#### [WHAT IS EXPECTED]
Below is a listing to transcribe in full and exactly; keep the pictures out.

#### [DATA EXTRACT]
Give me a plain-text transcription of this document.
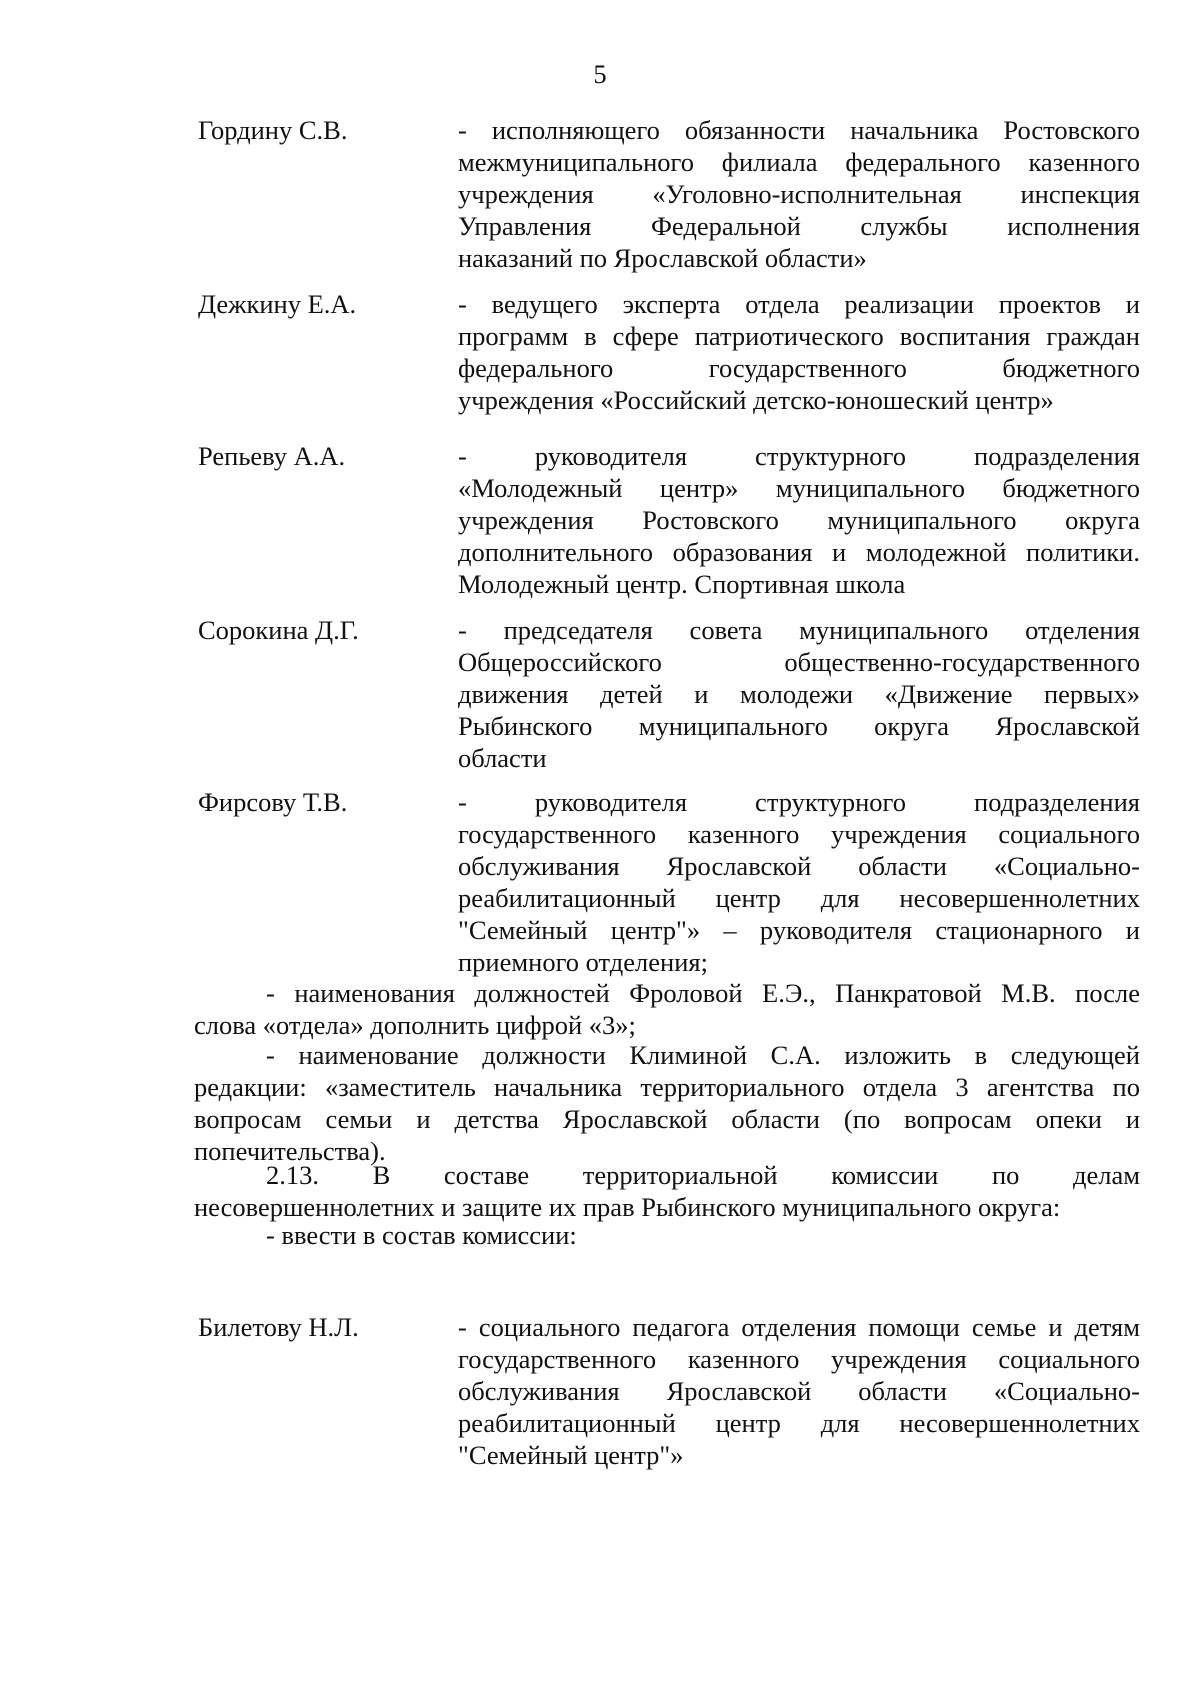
5
Гордину С.В.	- исполняющего обязанности начальника Ростовского
межмуниципального филиала федерального казенного
учреждения «Уголовно-исполнительная инспекция
Управления Федеральной службы исполнения
наказаний по Ярославской области»
Дежкину Е.А.	- ведущего эксперта отдела реализации проектов и
программ в сфере патриотического воспитания граждан
федерального государственного бюджетного
учреждения «Российский детско-юношеский центр»
Репьеву А.А.	- руководителя структурного подразделения
«Молодежный центр» муниципального бюджетного
учреждения Ростовского муниципального округа
дополнительного образования и молодежной политики.
Молодежный центр. Спортивная школа
Сорокина Д.Г.	- председателя совета муниципального отделения
Общероссийского общественно-государственного
движения детей и молодежи «Движение первых»
Рыбинского муниципального округа Ярославской
области
Фирсову Т.В.	- руководителя структурного подразделения
государственного казенного учреждения социального
обслуживания Ярославской области «Социально-
реабилитационный центр для несовершеннолетних
"Семейный центр"» – руководителя стационарного и
приемного отделения;
- наименования должностей Фроловой Е.Э., Панкратовой М.В. после
слова «отдела» дополнить цифрой «3»;
- наименование должности Климиной С.А. изложить в следующей
редакции: «заместитель начальника территориального отдела 3 агентства по
вопросам семьи и детства Ярославской области (по вопросам опеки и
попечительства).
2.13. В составе территориальной комиссии по делам
несовершеннолетних и защите их прав Рыбинского муниципального округа:
- ввести в состав комиссии:
Билетову Н.Л.	- социального педагога отделения помощи семье и детям
государственного казенного учреждения социального
обслуживания Ярославской области «Социально-
реабилитационный центр для несовершеннолетних
"Семейный центр"»
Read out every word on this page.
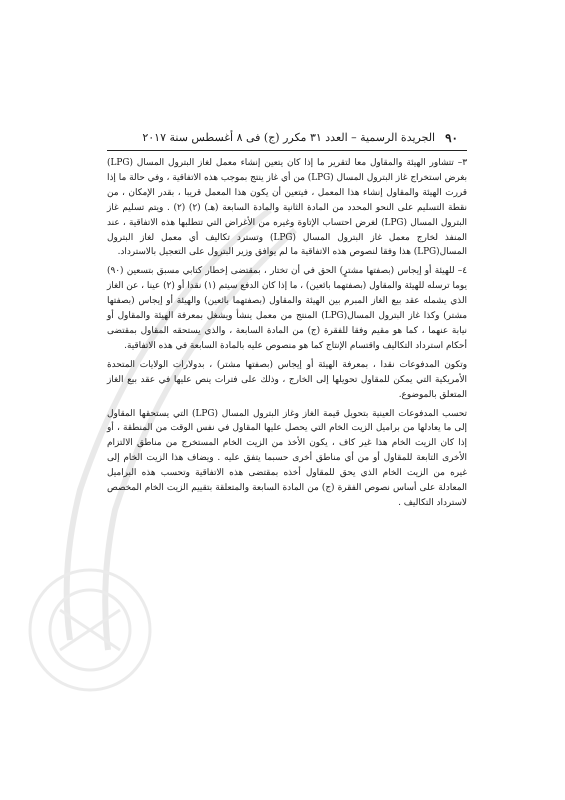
٩٠
الجريدة الرسمية – العدد ٣١ مكرر (ج) فى ٨ أغسطس سنة ٢٠١٧

٣– تتشاور الهيئة والمقاول معا لتقرير ما إذا كان يتعين إنشاء معمل لغاز البترول المسال (LPG) بغرض استخراج غاز البترول المسال (LPG) من أي غاز ينتج بموجب هذه الاتفاقية ، وفي حالة ما إذا قررت الهيئة والمقاول إنشاء هذا المعمل ، فيتعين أن يكون هذا المعمل قريبا ، بقدر الإمكان ، من نقطة التسليم على النحو المحدد من المادة الثانية والمادة السابعة (هـ) (٢) (٢) . ويتم تسليم غاز البترول المسال (LPG) لغرض احتساب الإتاوة وغيره من الأغراض التي تتطلبها هذه الاتفاقية ، عند المنفذ لخارج معمل غاز البترول المسال (LPG) وتسترد تكاليف أي معمل لغاز البترول المسال(LPG) هذا وفقا لنصوص هذه الاتفاقية ما لم يوافق وزير البترول على التعجيل بالاسترداد.

٤– للهيئة أو إيجاس (بصفتها مشترٍ) الحق في أن تختار ، بمقتضى إخطار كتابي مسبق بتسعين (٩٠) يوما ترسله للهيئة والمقاول (بصفتهما بائعين) ، ما إذا كان الدفع سيتم (١) نقدا أو (٢) عينا ، عن الغاز الذي يشمله عقد بيع الغاز المبرم بين الهيئة والمقاول (بصفتهما بائعين) والهيئة أو إيجاس (بصفتها مشتر) وكذا غاز البترول المسال(LPG) المنتج من معمل ينشأ ويشغل بمعرفة الهيئة والمقاول أو نيابة عنهما ، كما هو مقيم وفقا للفقرة (ج) من المادة السابعة ، والذي يستحقه المقاول بمقتضى أحكام استرداد التكاليف واقتسام الإنتاج كما هو منصوص عليه بالمادة السابعة في هذه الاتفاقية.

وتكون المدفوعات نقدا ، بمعرفة الهيئة أو إيجاس (بصفتها مشتر) ، بدولارات الولايات المتحدة الأمريكية التي يمكن للمقاول تحويلها إلى الخارج ، وذلك على فترات ينص عليها في عقد بيع الغاز المتعلق بالموضوع.

تحسب المدفوعات العينية بتحويل قيمة الغاز وغاز البترول المسال (LPG) التي يستحقها المقاول إلى ما يعادلها من براميل الزيت الخام التي يحصل عليها المقاول في نفس الوقت من المنطقة ، أو إذا كان الزيت الخام هذا غير كاف ، يكون الأخذ من الزيت الخام المستخرج من مناطق الالتزام الأخرى التابعة للمقاول أو من أي مناطق أخرى حسبما يتفق عليه . ويضاف هذا الزيت الخام إلى غيره من الزيت الخام الذي يحق للمقاول أخذه بمقتضى هذه الاتفاقية وتحسب هذه البراميل المعادلة على أساس نصوص الفقرة (ج) من المادة السابعة والمتعلقة بتقييم الزيت الخام المخصص لاسترداد التكاليف .
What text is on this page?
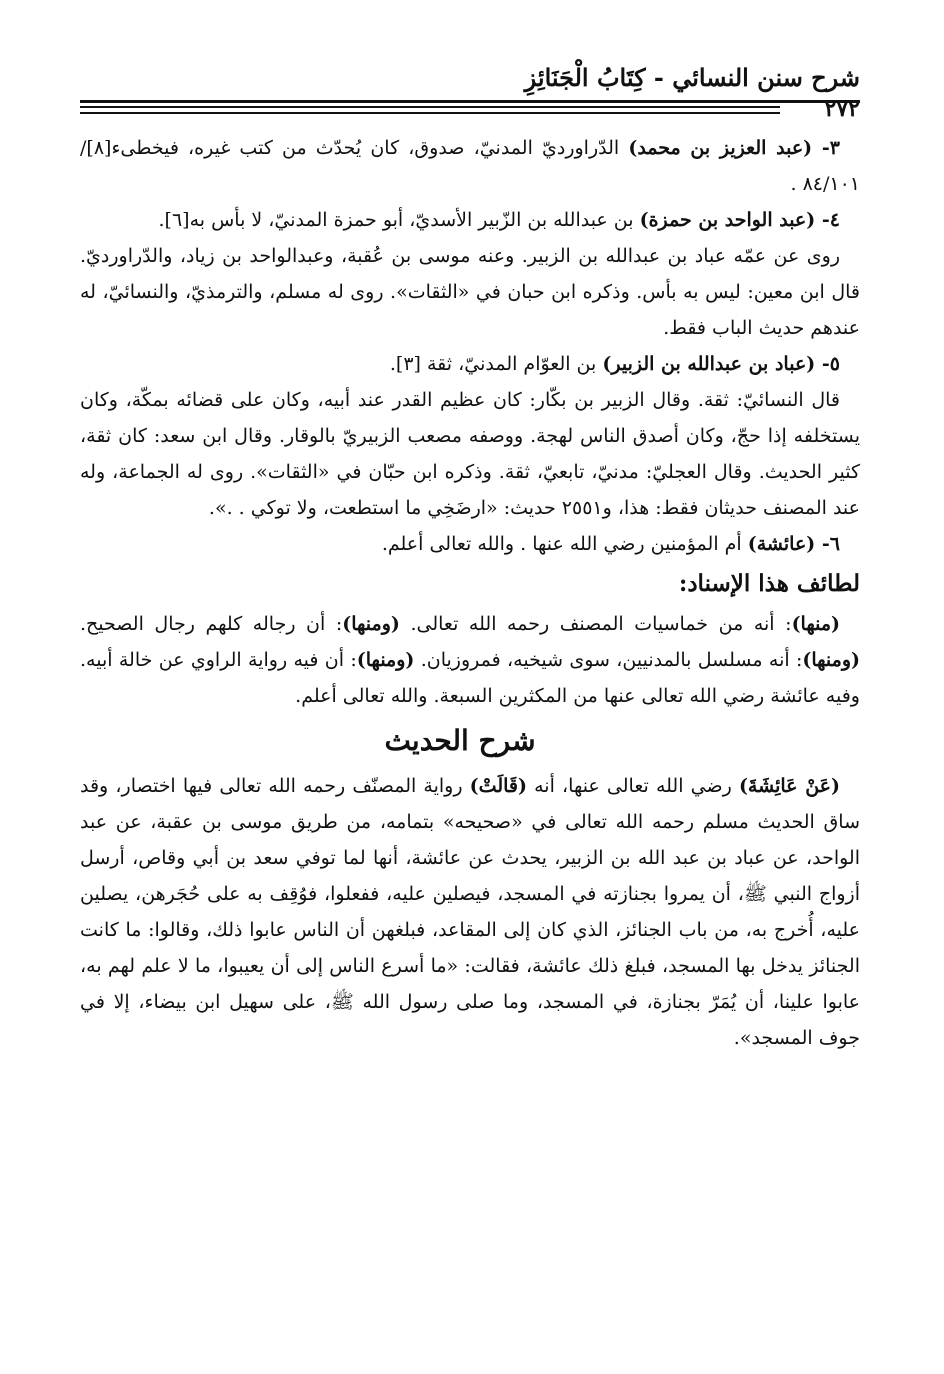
شرح سنن النسائي - كِتَابُ الْجَنَائِزِ
٢٧٢

٣- (عبد العزيز بن محمد) الدّراورديّ المدنيّ، صدوق، كان يُحدّث من كتب غيره، فيخطىء[٨]/٨٤/١٠١ .

٤- (عبد الواحد بن حمزة) بن عبدالله بن الزّبير الأسديّ، أبو حمزة المدنيّ، لا بأس به[٦].

روى عن عمّه عباد بن عبدالله بن الزبير. وعنه موسى بن عُقبة، وعبدالواحد بن زياد، والدّراورديّ. قال ابن معين: ليس به بأس. وذكره ابن حبان في «الثقات». روى له مسلم، والترمذيّ، والنسائيّ، له عندهم حديث الباب فقط.

٥- (عباد بن عبدالله بن الزبير) بن العوّام المدنيّ، ثقة [٣].

قال النسائيّ: ثقة. وقال الزبير بن بكّار: كان عظيم القدر عند أبيه، وكان على قضائه بمكّة، وكان يستخلفه إذا حجّ، وكان أصدق الناس لهجة. ووصفه مصعب الزبيريّ بالوقار. وقال ابن سعد: كان ثقة، كثير الحديث. وقال العجليّ: مدنيّ، تابعيّ، ثقة. وذكره ابن حبّان في «الثقات». روى له الجماعة، وله عند المصنف حديثان فقط: هذا، و٢٥٥١ حديث: «ارضَخِي ما استطعت، ولا توكي . .».

٦- (عائشة) أم المؤمنين رضي الله عنها . والله تعالى أعلم.

لطائف هذا الإسناد:

(منها): أنه من خماسيات المصنف رحمه الله تعالى. (ومنها): أن رجاله كلهم رجال الصحيح. (ومنها): أنه مسلسل بالمدنيين، سوى شيخيه، فمروزيان. (ومنها): أن فيه رواية الراوي عن خالة أبيه. وفيه عائشة رضي الله تعالى عنها من المكثرين السبعة. والله تعالى أعلم.

شرح الحديث

(عَنْ عَائِشَةَ) رضي الله تعالى عنها، أنه (قَالَتْ) رواية المصنّف رحمه الله تعالى فيها اختصار، وقد ساق الحديث مسلم رحمه الله تعالى في «صحيحه» بتمامه، من طريق موسى بن عقبة، عن عبد الواحد، عن عباد بن عبد الله بن الزبير، يحدث عن عائشة، أنها لما توفي سعد بن أبي وقاص، أرسل أزواج النبي ﷺ، أن يمروا بجنازته في المسجد، فيصلين عليه، ففعلوا، فوُقِف به على حُجَرهن، يصلين عليه، أُخرج به، من باب الجنائز، الذي كان إلى المقاعد، فبلغهن أن الناس عابوا ذلك، وقالوا: ما كانت الجنائز يدخل بها المسجد، فبلغ ذلك عائشة، فقالت: «ما أسرع الناس إلى أن يعيبوا، ما لا علم لهم به، عابوا علينا، أن يُمَرّ بجنازة، في المسجد، وما صلى رسول الله ﷺ، على سهيل ابن بيضاء، إلا في جوف المسجد».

#### [ANSWER TO THE TASK]
Give me a plain-text transcription of this document.
5
Гордину С.В.	- исполняющего обязанности начальника Ростовского
межмуниципального филиала федерального казенного
учреждения «Уголовно-исполнительная инспекция
Управления Федеральной службы исполнения
наказаний по Ярославской области»
Дежкину Е.А.	- ведущего эксперта отдела реализации проектов и
программ в сфере патриотического воспитания граждан
федерального государственного бюджетного
учреждения «Российский детско-юношеский центр»
Репьеву А.А.	- руководителя структурного подразделения
«Молодежный центр» муниципального бюджетного
учреждения Ростовского муниципального округа
дополнительного образования и молодежной политики.
Молодежный центр. Спортивная школа
Сорокина Д.Г.	- председателя совета муниципального отделения
Общероссийского общественно-государственного
движения детей и молодежи «Движение первых»
Рыбинского муниципального округа Ярославской
области
Фирсову Т.В.	- руководителя структурного подразделения
государственного казенного учреждения социального
обслуживания Ярославской области «Социально-
реабилитационный центр для несовершеннолетних
"Семейный центр"» – руководителя стационарного и
приемного отделения;
- наименования должностей Фроловой Е.Э., Панкратовой М.В. после
слова «отдела» дополнить цифрой «3»;
- наименование должности Климиной С.А. изложить в следующей
редакции: «заместитель начальника территориального отдела 3 агентства по
вопросам семьи и детства Ярославской области (по вопросам опеки и
попечительства).
2.13. В составе территориальной комиссии по делам
несовершеннолетних и защите их прав Рыбинского муниципального округа:
- ввести в состав комиссии:
Билетову Н.Л.	- социального педагога отделения помощи семье и детям
государственного казенного учреждения социального
обслуживания Ярославской области «Социально-
реабилитационный центр для несовершеннолетних
"Семейный центр"»
Read out every word on this page.
٩٠
الجريدة الرسمية – العدد ٣١ مكرر (ج) فى ٨ أغسطس سنة ٢٠١٧

٣– تتشاور الهيئة والمقاول معا لتقرير ما إذا كان يتعين إنشاء معمل لغاز البترول المسال (LPG) بغرض استخراج غاز البترول المسال (LPG) من أي غاز ينتج بموجب هذه الاتفاقية ، وفي حالة ما إذا قررت الهيئة والمقاول إنشاء هذا المعمل ، فيتعين أن يكون هذا المعمل قريبا ، بقدر الإمكان ، من نقطة التسليم على النحو المحدد من المادة الثانية والمادة السابعة (هـ) (٢) (٢) . ويتم تسليم غاز البترول المسال (LPG) لغرض احتساب الإتاوة وغيره من الأغراض التي تتطلبها هذه الاتفاقية ، عند المنفذ لخارج معمل غاز البترول المسال (LPG) وتسترد تكاليف أي معمل لغاز البترول المسال(LPG) هذا وفقا لنصوص هذه الاتفاقية ما لم يوافق وزير البترول على التعجيل بالاسترداد.

٤– للهيئة أو إيجاس (بصفتها مشترٍ) الحق في أن تختار ، بمقتضى إخطار كتابي مسبق بتسعين (٩٠) يوما ترسله للهيئة والمقاول (بصفتهما بائعين) ، ما إذا كان الدفع سيتم (١) نقدا أو (٢) عينا ، عن الغاز الذي يشمله عقد بيع الغاز المبرم بين الهيئة والمقاول (بصفتهما بائعين) والهيئة أو إيجاس (بصفتها مشتر) وكذا غاز البترول المسال(LPG) المنتج من معمل ينشأ ويشغل بمعرفة الهيئة والمقاول أو نيابة عنهما ، كما هو مقيم وفقا للفقرة (ج) من المادة السابعة ، والذي يستحقه المقاول بمقتضى أحكام استرداد التكاليف واقتسام الإنتاج كما هو منصوص عليه بالمادة السابعة في هذه الاتفاقية.

وتكون المدفوعات نقدا ، بمعرفة الهيئة أو إيجاس (بصفتها مشتر) ، بدولارات الولايات المتحدة الأمريكية التي يمكن للمقاول تحويلها إلى الخارج ، وذلك على فترات ينص عليها في عقد بيع الغاز المتعلق بالموضوع.

تحسب المدفوعات العينية بتحويل قيمة الغاز وغاز البترول المسال (LPG) التي يستحقها المقاول إلى ما يعادلها من براميل الزيت الخام التي يحصل عليها المقاول في نفس الوقت من المنطقة ، أو إذا كان الزيت الخام هذا غير كاف ، يكون الأخذ من الزيت الخام المستخرج من مناطق الالتزام الأخرى التابعة للمقاول أو من أي مناطق أخرى حسبما يتفق عليه . ويضاف هذا الزيت الخام إلى غيره من الزيت الخام الذي يحق للمقاول أخذه بمقتضى هذه الاتفاقية وتحسب هذه البراميل المعادلة على أساس نصوص الفقرة (ج) من المادة السابعة والمتعلقة بتقييم الزيت الخام المخصص لاسترداد التكاليف .
What text is on this page?
شرح سنن النسائي - كِتَابُ الْجَنَائِزِ
٢٧٢

٣- (عبد العزيز بن محمد) الدّراورديّ المدنيّ، صدوق، كان يُحدّث من كتب غيره، فيخطىء[٨]/٨٤/١٠١ .

٤- (عبد الواحد بن حمزة) بن عبدالله بن الزّبير الأسديّ، أبو حمزة المدنيّ، لا بأس به[٦].

روى عن عمّه عباد بن عبدالله بن الزبير. وعنه موسى بن عُقبة، وعبدالواحد بن زياد، والدّراورديّ. قال ابن معين: ليس به بأس. وذكره ابن حبان في «الثقات». روى له مسلم، والترمذيّ، والنسائيّ، له عندهم حديث الباب فقط.

٥- (عباد بن عبدالله بن الزبير) بن العوّام المدنيّ، ثقة [٣].

قال النسائيّ: ثقة. وقال الزبير بن بكّار: كان عظيم القدر عند أبيه، وكان على قضائه بمكّة، وكان يستخلفه إذا حجّ، وكان أصدق الناس لهجة. ووصفه مصعب الزبيريّ بالوقار. وقال ابن سعد: كان ثقة، كثير الحديث. وقال العجليّ: مدنيّ، تابعيّ، ثقة. وذكره ابن حبّان في «الثقات». روى له الجماعة، وله عند المصنف حديثان فقط: هذا، و٢٥٥١ حديث: «ارضَخِي ما استطعت، ولا توكي . .».

٦- (عائشة) أم المؤمنين رضي الله عنها . والله تعالى أعلم.

لطائف هذا الإسناد:

(منها): أنه من خماسيات المصنف رحمه الله تعالى. (ومنها): أن رجاله كلهم رجال الصحيح. (ومنها): أنه مسلسل بالمدنيين، سوى شيخيه، فمروزيان. (ومنها): أن فيه رواية الراوي عن خالة أبيه. وفيه عائشة رضي الله تعالى عنها من المكثرين السبعة. والله تعالى أعلم.

شرح الحديث

(عَنْ عَائِشَةَ) رضي الله تعالى عنها، أنه (قَالَتْ) رواية المصنّف رحمه الله تعالى فيها اختصار، وقد ساق الحديث مسلم رحمه الله تعالى في «صحيحه» بتمامه، من طريق موسى بن عقبة، عن عبد الواحد، عن عباد بن عبد الله بن الزبير، يحدث عن عائشة، أنها لما توفي سعد بن أبي وقاص، أرسل أزواج النبي ﷺ، أن يمروا بجنازته في المسجد، فيصلين عليه، ففعلوا، فوُقِف به على حُجَرهن، يصلين عليه، أُخرج به، من باب الجنائز، الذي كان إلى المقاعد، فبلغهن أن الناس عابوا ذلك، وقالوا: ما كانت الجنائز يدخل بها المسجد، فبلغ ذلك عائشة، فقالت: «ما أسرع الناس إلى أن يعيبوا، ما لا علم لهم به، عابوا علينا، أن يُمَرّ بجنازة، في المسجد، وما صلى رسول الله ﷺ، على سهيل ابن بيضاء، إلا في جوف المسجد».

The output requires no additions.